Trecho do documento:
● ● ●
É? Espere só para ver se não mergulham de cabeça no “Caldeirão do Huck”, caso se confirme esta aventura de um “João Dória de escala nacional”, oco de pensamentos, falso como um cenário e “puro” porque é rico?

O articulista encarna o inglês John Locke – filósofo do século 17, estamos bem parados no tempo, não é? – como paradigma do liberalismo. Bem, de semelhante ao plano “liberal” daqui, neste século 21, além no nariz adunco, talvez se ache no delicadíssimo texto do súdito de Sua Majestade, “Método de Esquema para o Emprego do Pobre“, propondo :

  • Direcionar para o trabalho as crianças a partir de três anos, das famílias que não têm condições para alimentá-las.
  • Supressão das vendas de bebidas não estritamente indispensáveis e das tabernas não necessárias.
  • Obrigar os mendigos a carregar um distintivo obrigatório, para vigiá-los, por meio de um corpo de espantadores de mendigos, e impedir que possam exercer sua atividade fora das áreas e horários permitidos.
  • Os que forem surpreendidos a pedir esmolas fora de sua própria paróquia e perto de um porto de mar devem ser embarcados coercitivamente na marinha militar, outros pedintes abusivos devem ser internados em uma casa de trabalhos forçados, na qual o diretor não terá outra remuneração além da renda decorrente do trabalho dos internados.
  • Os que falsificarem um salvo-conduto para fugir de uma casa de trabalho, devem ser punidos com um corte de orelhas e, na hipótese de reincidência, com a deportação para as plantações, na condição de criminosos.

Posto no lugar o narigudo do século 17, estabelecidas as semelhanças entre Locke e os nossos neoliberais – ainda não se tinha inventado a farinata – vale a leitura do bem escrito texto de Barros:

Os liberais estão corretos em se recusar 
a fazer companhia a Bolsonaro

Celso Rocha de Barros, na Folha

Bolsonaro arrumou um partido. É o PSL, Partido Social Liberal. Até então, o candidato da molecada que se acha macho alfa porque joga muito videogame de tiro estava negociando com outros partidos do baixíssimo clero da política brasileira: PSC, Patriota, e o PR de Valdemar Costa Neto. Isso, aquele Valdemar Costa Neto. Esse mesmo.
● ● ●
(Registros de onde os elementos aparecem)

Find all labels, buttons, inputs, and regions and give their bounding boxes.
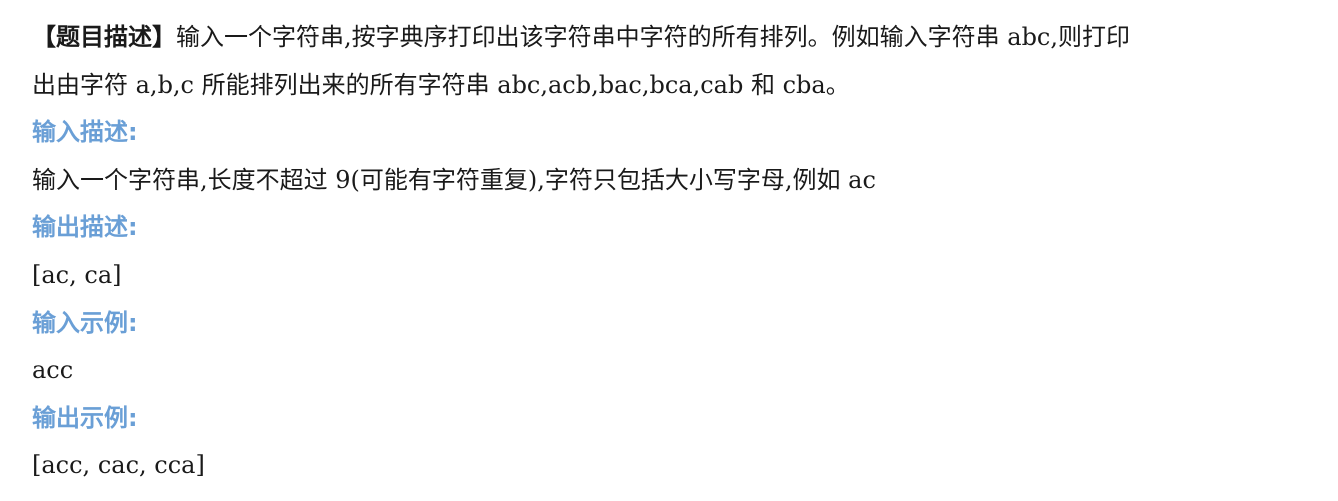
input-example-heading: 输入示例: [32, 308, 138, 337]
input-description-text: 输入一个字符串,长度不超过 9(可能有字符重复),字符只包括大小写字母,例如 a… [32, 165, 876, 194]
problem-description-line-2: 出由字符 a,b,c 所能排列出来的所有字符串 abc,acb,bac,bca,… [32, 62, 1322, 110]
output-description-heading: 输出描述: [32, 213, 138, 242]
output-example-text: [acc, cac, cca] [32, 451, 205, 480]
output-example-heading: 输出示例: [32, 403, 138, 432]
input-description-heading: 输入描述: [32, 118, 138, 147]
problem-description-line-1: 【题目描述】输入一个字符串,按字典序打印出该字符串中字符的所有排列。例如输入字符… [32, 14, 1322, 62]
problem-description-text-1: 输入一个字符串,按字典序打印出该字符串中字符的所有排列。例如输入字符串 abc,… [176, 23, 1130, 51]
input-example-text: acc [32, 356, 74, 385]
problem-description-text-2: 出由字符 a,b,c 所能排列出来的所有字符串 abc,acb,bac,bca,… [32, 70, 850, 99]
output-description-text: [ac, ca] [32, 260, 122, 289]
problem-title-label: 【题目描述】 [32, 23, 176, 51]
problem-document: 【题目描述】输入一个字符串,按字典序打印出该字符串中字符的所有排列。例如输入字符… [32, 14, 1322, 490]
● ● ●
Antes do PSL, com quais partidos o trecho do documento diz que Bolsonaro estava negociando?

PSC, Patriota e o PR, de Valdemar Costa Neto.